Rows ▸
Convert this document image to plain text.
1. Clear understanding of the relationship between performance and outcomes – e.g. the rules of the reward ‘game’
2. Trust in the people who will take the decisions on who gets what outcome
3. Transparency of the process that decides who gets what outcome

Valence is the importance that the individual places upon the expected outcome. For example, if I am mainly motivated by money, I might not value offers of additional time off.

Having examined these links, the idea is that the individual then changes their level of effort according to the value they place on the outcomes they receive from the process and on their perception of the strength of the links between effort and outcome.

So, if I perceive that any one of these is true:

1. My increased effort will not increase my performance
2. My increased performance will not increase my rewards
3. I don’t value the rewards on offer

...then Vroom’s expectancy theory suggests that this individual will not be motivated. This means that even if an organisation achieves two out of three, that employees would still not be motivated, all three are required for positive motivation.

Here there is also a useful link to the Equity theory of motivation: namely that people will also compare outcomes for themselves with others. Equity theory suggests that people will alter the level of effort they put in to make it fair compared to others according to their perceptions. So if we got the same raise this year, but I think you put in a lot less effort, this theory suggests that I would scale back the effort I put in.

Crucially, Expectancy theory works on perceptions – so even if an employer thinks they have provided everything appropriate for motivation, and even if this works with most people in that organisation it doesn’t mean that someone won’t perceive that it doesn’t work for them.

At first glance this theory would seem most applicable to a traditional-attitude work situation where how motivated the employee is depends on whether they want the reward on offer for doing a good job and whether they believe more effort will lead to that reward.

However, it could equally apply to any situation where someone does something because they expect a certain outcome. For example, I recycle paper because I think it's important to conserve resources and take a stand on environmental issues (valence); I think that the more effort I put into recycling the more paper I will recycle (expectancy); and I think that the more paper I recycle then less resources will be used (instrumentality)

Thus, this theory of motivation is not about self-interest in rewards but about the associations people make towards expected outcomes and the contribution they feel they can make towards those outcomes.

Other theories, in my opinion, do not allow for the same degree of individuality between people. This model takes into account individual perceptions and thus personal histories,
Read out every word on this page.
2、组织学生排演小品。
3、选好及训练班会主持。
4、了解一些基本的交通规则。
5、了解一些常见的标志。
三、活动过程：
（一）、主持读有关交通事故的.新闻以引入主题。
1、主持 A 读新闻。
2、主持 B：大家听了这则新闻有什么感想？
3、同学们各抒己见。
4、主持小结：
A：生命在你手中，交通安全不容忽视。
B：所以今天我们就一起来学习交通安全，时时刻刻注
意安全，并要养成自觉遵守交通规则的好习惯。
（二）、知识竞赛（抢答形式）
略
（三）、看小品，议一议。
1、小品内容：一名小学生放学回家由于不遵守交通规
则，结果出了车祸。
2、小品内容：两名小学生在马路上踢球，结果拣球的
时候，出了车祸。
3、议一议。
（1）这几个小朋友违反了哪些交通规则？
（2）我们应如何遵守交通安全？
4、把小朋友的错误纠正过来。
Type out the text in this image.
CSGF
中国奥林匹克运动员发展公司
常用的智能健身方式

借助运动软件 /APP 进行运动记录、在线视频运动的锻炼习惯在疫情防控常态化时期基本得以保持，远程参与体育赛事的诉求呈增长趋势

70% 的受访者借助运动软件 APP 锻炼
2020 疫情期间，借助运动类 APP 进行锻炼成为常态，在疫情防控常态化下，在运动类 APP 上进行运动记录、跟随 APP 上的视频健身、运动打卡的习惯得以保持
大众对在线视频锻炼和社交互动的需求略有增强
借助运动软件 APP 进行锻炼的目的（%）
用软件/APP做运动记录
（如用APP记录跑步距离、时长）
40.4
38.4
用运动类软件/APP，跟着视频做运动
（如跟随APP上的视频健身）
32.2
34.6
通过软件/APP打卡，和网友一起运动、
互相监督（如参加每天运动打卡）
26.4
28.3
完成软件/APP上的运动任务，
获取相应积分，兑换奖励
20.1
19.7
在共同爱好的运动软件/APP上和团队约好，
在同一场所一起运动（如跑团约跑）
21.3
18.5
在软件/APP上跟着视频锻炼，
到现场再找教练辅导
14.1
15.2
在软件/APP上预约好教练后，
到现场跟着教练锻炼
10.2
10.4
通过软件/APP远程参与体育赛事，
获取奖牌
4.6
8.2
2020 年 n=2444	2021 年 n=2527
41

Directive ▸ What is the number of lines that hold the string "performance"? Reply with that number alone.

Solution to this task ▸ 3